* START *
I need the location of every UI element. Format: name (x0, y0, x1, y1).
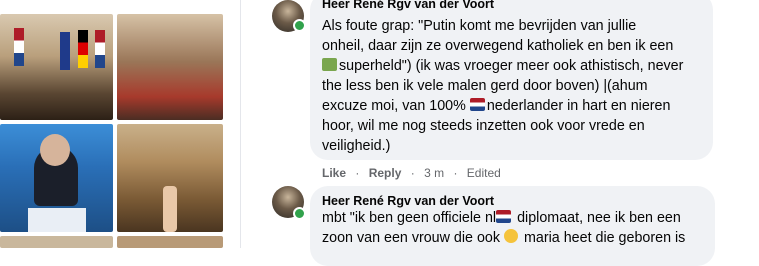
flag-decoration (95, 30, 105, 68)
comment-line: onheil, daar zijn ze overwegend katholie… (322, 38, 674, 54)
edited-label[interactable]: Edited (467, 166, 501, 180)
reply-button[interactable]: Reply (369, 166, 402, 180)
comment-timestamp[interactable]: 3 m (424, 166, 444, 180)
comment-line: veiligheid.) (322, 138, 391, 154)
photo-press-conference[interactable] (0, 14, 113, 120)
flag-decoration (78, 30, 88, 68)
netherlands-flag-icon (496, 210, 512, 223)
comment-line: Als foute grap: "Putin komt me bevrijden… (322, 18, 637, 34)
comment-author[interactable]: Heer René Rgv van der Voort (322, 194, 494, 208)
comment-line: superheld") (ik was vroeger meer ook ath… (322, 56, 683, 76)
photo-partial[interactable] (0, 236, 113, 248)
flag-decoration (60, 32, 70, 70)
comment-line: excuze moi, van 100% nederlander in hart… (322, 98, 671, 114)
comment-author[interactable]: Heer René Rgv van der Voort (322, 0, 494, 11)
photo-ornate-room[interactable] (117, 124, 223, 232)
comment-line: the less ben ik vele malen gerd door bov… (322, 78, 648, 94)
comment-line: mbt "ik ben geen officiele nl diplomaat,… (322, 210, 681, 226)
photo-partial[interactable] (117, 236, 223, 248)
netherlands-flag-icon (469, 98, 485, 111)
online-status-icon (293, 19, 306, 32)
comment-actions: Like · Reply · 3 m · Edited (322, 166, 501, 180)
speaker-head (40, 134, 70, 166)
flag-decoration (14, 28, 24, 66)
figure-in-room (163, 186, 177, 232)
smiling-face-icon (504, 229, 519, 243)
podium (28, 208, 86, 232)
like-button[interactable]: Like (322, 166, 346, 180)
comment-line: zoon van een vrouw die ook maria heet di… (322, 229, 686, 246)
online-status-icon (293, 207, 306, 220)
comment-line: hoor, wil me nog steeds inzetten ook voo… (322, 118, 645, 134)
photo-state-hall[interactable] (117, 14, 223, 120)
photo-podium-speaker[interactable] (0, 124, 113, 232)
superhero-icon (322, 58, 337, 71)
divider (240, 0, 241, 248)
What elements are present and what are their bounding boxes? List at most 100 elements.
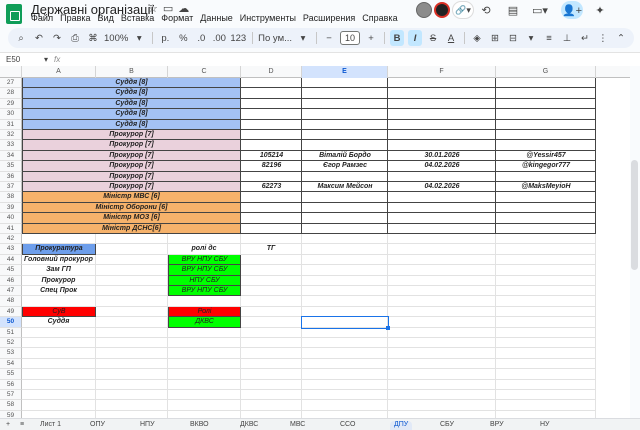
font-size-input[interactable]: 10 xyxy=(340,31,361,45)
record-cell[interactable] xyxy=(496,223,596,234)
record-cell[interactable] xyxy=(241,130,302,141)
decrease-decimal-button[interactable]: .0 xyxy=(194,30,208,46)
row-header-32[interactable]: 32 xyxy=(0,130,22,141)
role-block-cell[interactable]: Міністр ДСНС[6] xyxy=(22,223,241,234)
redo-icon[interactable]: ↷ xyxy=(50,30,64,46)
grid-cell[interactable] xyxy=(496,296,596,307)
grid-cell[interactable] xyxy=(302,244,388,255)
menu-help[interactable]: Справка xyxy=(362,13,397,23)
record-name[interactable]: Віталій Бордо xyxy=(302,151,388,161)
record-cell[interactable] xyxy=(302,202,388,214)
record-cell[interactable] xyxy=(241,192,302,203)
role-block-cell[interactable]: Прокурор [7] xyxy=(22,140,241,151)
chevron-down-icon[interactable]: ▾ xyxy=(132,30,146,46)
record-cell[interactable] xyxy=(496,192,596,203)
role-access[interactable]: ВРУ НПУ СБУ xyxy=(168,265,241,276)
judge-label[interactable]: Суддя xyxy=(22,317,96,328)
grid-cell[interactable] xyxy=(302,390,388,401)
grid-cell[interactable] xyxy=(302,265,388,276)
grid-cell[interactable] xyxy=(302,286,388,297)
grid-cell[interactable] xyxy=(388,338,496,349)
record-cell[interactable] xyxy=(496,109,596,120)
grid-cell[interactable] xyxy=(496,265,596,276)
row-header-42[interactable]: 42 xyxy=(0,234,22,245)
sheet-tab-1[interactable]: ОПУ xyxy=(90,421,105,430)
comments-icon[interactable]: ▤ xyxy=(505,1,521,19)
role-block-cell[interactable]: Міністр МОЗ [6] xyxy=(22,213,241,224)
row-header-52[interactable]: 52 xyxy=(0,338,22,349)
record-cell[interactable] xyxy=(388,202,496,214)
grid-cell[interactable] xyxy=(96,296,168,307)
record-cell[interactable] xyxy=(388,223,496,234)
grid-cell[interactable] xyxy=(496,410,596,418)
grid-cell[interactable] xyxy=(22,390,96,401)
grid-cell[interactable] xyxy=(388,390,496,401)
fill-handle[interactable] xyxy=(386,325,390,330)
role-block-cell[interactable]: Прокурор [7] xyxy=(22,171,241,182)
grid-cell[interactable] xyxy=(496,327,596,338)
record-id[interactable]: 105214 xyxy=(241,151,302,161)
row-header-53[interactable]: 53 xyxy=(0,348,22,359)
telegram-header[interactable]: ТГ xyxy=(241,244,302,255)
record-name[interactable]: Максим Мейсон xyxy=(302,182,388,192)
grid-cell[interactable] xyxy=(22,234,96,245)
row-header-28[interactable]: 28 xyxy=(0,88,22,99)
record-cell[interactable] xyxy=(496,171,596,182)
record-cell[interactable] xyxy=(496,98,596,110)
italic-button[interactable]: I xyxy=(408,30,423,46)
record-cell[interactable] xyxy=(496,130,596,141)
row-header-50[interactable]: 50 xyxy=(0,317,22,328)
decrease-font-icon[interactable]: − xyxy=(322,30,336,46)
court-roles[interactable]: Ролі xyxy=(168,306,241,318)
text-wrap-icon[interactable]: ↵ xyxy=(578,30,592,46)
row-header-44[interactable]: 44 xyxy=(0,254,22,266)
grid-cell[interactable] xyxy=(22,338,96,349)
record-cell[interactable] xyxy=(302,223,388,234)
record-cell[interactable] xyxy=(496,78,596,89)
grid-cell[interactable] xyxy=(168,358,241,370)
role-block-cell[interactable]: Прокурор [7] xyxy=(22,150,241,162)
add-sheet-icon[interactable]: + xyxy=(6,421,10,430)
record-cell[interactable] xyxy=(302,213,388,224)
record-cell[interactable] xyxy=(241,119,302,130)
record-id[interactable]: 82196 xyxy=(241,161,302,171)
row-header-47[interactable]: 47 xyxy=(0,286,22,297)
record-cell[interactable] xyxy=(388,192,496,203)
column-header-f[interactable]: F xyxy=(388,66,496,78)
font-select[interactable]: По ум... xyxy=(258,30,292,46)
sheet-tab-2[interactable]: НПУ xyxy=(140,421,155,430)
grid-cell[interactable] xyxy=(496,379,596,390)
menu-file[interactable]: Файл xyxy=(31,13,53,23)
menu-view[interactable]: Вид xyxy=(98,13,114,23)
column-header-d[interactable]: D xyxy=(241,66,302,78)
row-header-31[interactable]: 31 xyxy=(0,119,22,130)
grid-cell[interactable] xyxy=(496,244,596,255)
menu-extensions[interactable]: Расширения xyxy=(303,13,355,23)
grid-cell[interactable] xyxy=(302,234,388,245)
grid-cell[interactable] xyxy=(96,275,168,286)
row-header-48[interactable]: 48 xyxy=(0,296,22,307)
row-header-45[interactable]: 45 xyxy=(0,265,22,276)
row-header-33[interactable]: 33 xyxy=(0,140,22,151)
grid-cell[interactable] xyxy=(388,275,496,286)
grid-cell[interactable] xyxy=(302,254,388,266)
sheet-tab-4[interactable]: ДКВС xyxy=(240,421,258,430)
record-cell[interactable] xyxy=(388,98,496,110)
grid-cell[interactable] xyxy=(96,358,168,370)
grid-cell[interactable] xyxy=(96,338,168,349)
grid-cell[interactable] xyxy=(96,234,168,245)
record-cell[interactable] xyxy=(241,109,302,120)
row-header-30[interactable]: 30 xyxy=(0,109,22,120)
share-button[interactable]: 👤+ xyxy=(561,1,583,19)
grid-cell[interactable] xyxy=(496,317,596,328)
paint-format-icon[interactable]: ⌘ xyxy=(86,30,100,46)
grid-cell[interactable] xyxy=(388,369,496,380)
row-header-41[interactable]: 41 xyxy=(0,223,22,234)
grid-cell[interactable] xyxy=(241,234,302,245)
grid-cell[interactable] xyxy=(496,348,596,359)
grid-cell[interactable] xyxy=(96,265,168,276)
court-label[interactable]: СуВ xyxy=(22,306,96,318)
role-access[interactable]: ВРУ НПУ СБУ xyxy=(168,286,241,297)
record-id[interactable]: 62273 xyxy=(241,182,302,192)
grid-cell[interactable] xyxy=(241,275,302,286)
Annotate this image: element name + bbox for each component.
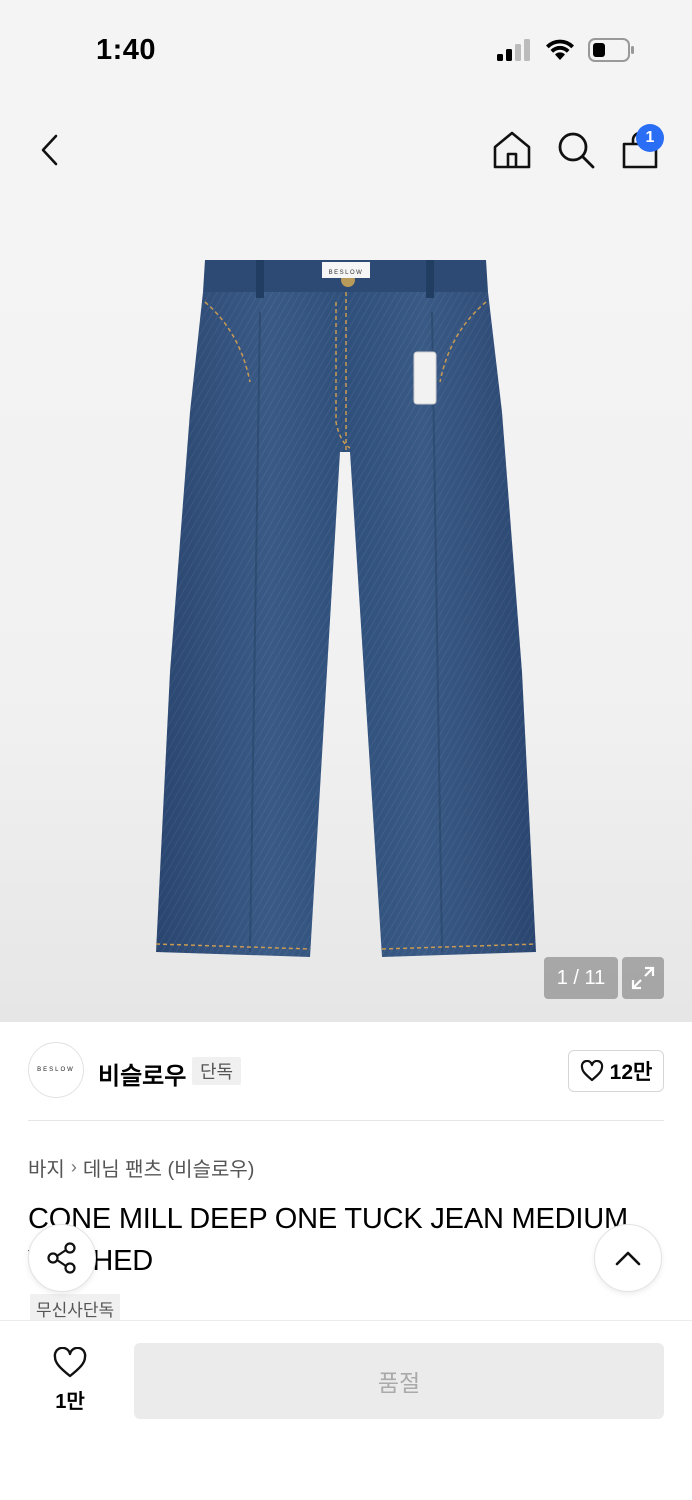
brand-logo[interactable]: BESLOW: [28, 1042, 84, 1098]
search-button[interactable]: [554, 128, 598, 172]
brand-row: BESLOW 비슬로우 단독 12만: [0, 1022, 692, 1122]
chevron-up-icon: [615, 1251, 641, 1266]
cart-badge: 1: [636, 124, 664, 152]
signal-icon: [497, 39, 530, 61]
brand-exclusive-badge: 단독: [192, 1057, 242, 1085]
status-bar: 1:40: [0, 0, 692, 100]
heart-icon: [53, 1347, 87, 1378]
home-button[interactable]: [490, 128, 534, 172]
breadcrumb: 바지 › 데님 팬츠 (비슬로우): [28, 1153, 254, 1182]
image-counter: 1 / 11: [544, 957, 618, 999]
heart-icon: [580, 1060, 603, 1082]
exclusive-tag: 무신사단독: [30, 1294, 121, 1322]
expand-image-button[interactable]: [622, 957, 664, 999]
brand-name[interactable]: 비슬로우: [98, 1056, 186, 1091]
product-image-gallery[interactable]: BESLOW 1 / 11: [0, 200, 692, 1022]
wishlist-button[interactable]: 1만: [40, 1347, 100, 1417]
back-button[interactable]: [30, 130, 70, 170]
breadcrumb-subcategory[interactable]: 데님 팬츠 (비슬로우): [83, 1153, 255, 1182]
brand-like-count: 12만: [609, 1061, 653, 1084]
home-icon: [493, 131, 531, 169]
back-arrow-icon: [41, 134, 58, 166]
wifi-icon: [546, 39, 574, 60]
expand-icon: [631, 966, 655, 990]
scroll-top-button[interactable]: [594, 1224, 662, 1292]
sold-out-button[interactable]: 품절: [134, 1343, 664, 1419]
battery-icon: [588, 38, 634, 62]
product-image-jeans: BESLOW: [155, 260, 537, 957]
bottom-action-bar: 1만 품절: [0, 1320, 692, 1500]
status-icons: [496, 38, 636, 62]
wishlist-count: 1만: [55, 1391, 85, 1413]
share-button[interactable]: [28, 1224, 96, 1292]
brand-like-button[interactable]: 12만: [568, 1050, 664, 1092]
search-icon: [558, 132, 595, 169]
product-title: CONE MILL DEEP ONE TUCK JEAN MEDIUM WASH…: [28, 1203, 628, 1277]
top-nav-bar: [0, 100, 692, 200]
divider: [28, 1120, 664, 1121]
jeans-brand-label: BESLOW: [329, 270, 364, 276]
share-icon: [47, 1242, 76, 1274]
chevron-right-icon: ›: [70, 1157, 77, 1177]
breadcrumb-category[interactable]: 바지: [28, 1153, 65, 1182]
status-time: 1:40: [96, 34, 157, 66]
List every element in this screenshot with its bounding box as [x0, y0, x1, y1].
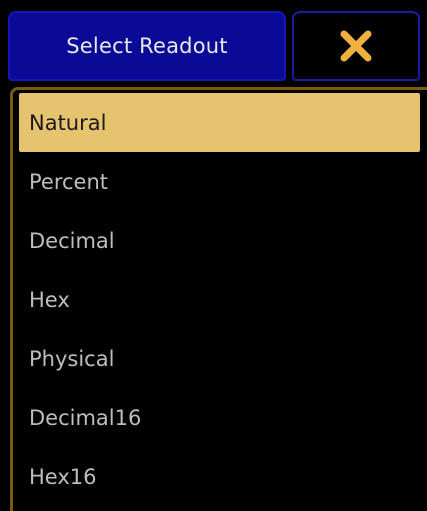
readout-option-decimal16[interactable]: Decimal16 [19, 388, 420, 447]
readout-option-hex16[interactable]: Hex16 [19, 447, 420, 506]
readout-option-list: Natural Percent Decimal Hex Physical Dec… [10, 87, 427, 511]
readout-option-percent[interactable]: Percent [19, 152, 420, 211]
readout-option-physical[interactable]: Physical [19, 329, 420, 388]
close-x-icon [340, 30, 372, 62]
readout-option-decimal[interactable]: Decimal [19, 211, 420, 270]
dialog-title: Select Readout [8, 11, 286, 81]
select-readout-dialog: Select Readout Natural Percent Decimal H… [0, 0, 427, 511]
readout-option-hex[interactable]: Hex [19, 270, 420, 329]
close-button[interactable] [292, 11, 420, 81]
readout-items: Natural Percent Decimal Hex Physical Dec… [19, 93, 420, 506]
readout-option-natural[interactable]: Natural [19, 93, 420, 152]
* END *
■ TO BE DONE ■
Could you edit the rows between the one holding "flag-decoration (95, 30, 105, 68)" and the one holding "194, 494, 208)", inclusive, so that "comment-line" becomes "comment-text" and nothing else changes? Return only those rows.

■ TASK RESPONSE ■
flag-decoration (95, 30, 105, 68)
comment-text: onheil, daar zijn ze overwegend katholie… (322, 38, 674, 54)
edited-label[interactable]: Edited (467, 166, 501, 180)
reply-button[interactable]: Reply (369, 166, 402, 180)
comment-timestamp[interactable]: 3 m (424, 166, 444, 180)
comment-text: veiligheid.) (322, 138, 391, 154)
photo-press-conference[interactable] (0, 14, 113, 120)
flag-decoration (78, 30, 88, 68)
netherlands-flag-icon (496, 210, 512, 223)
comment-text: Als foute grap: "Putin komt me bevrijden… (322, 18, 637, 34)
comment-author[interactable]: Heer René Rgv van der Voort (322, 194, 494, 208)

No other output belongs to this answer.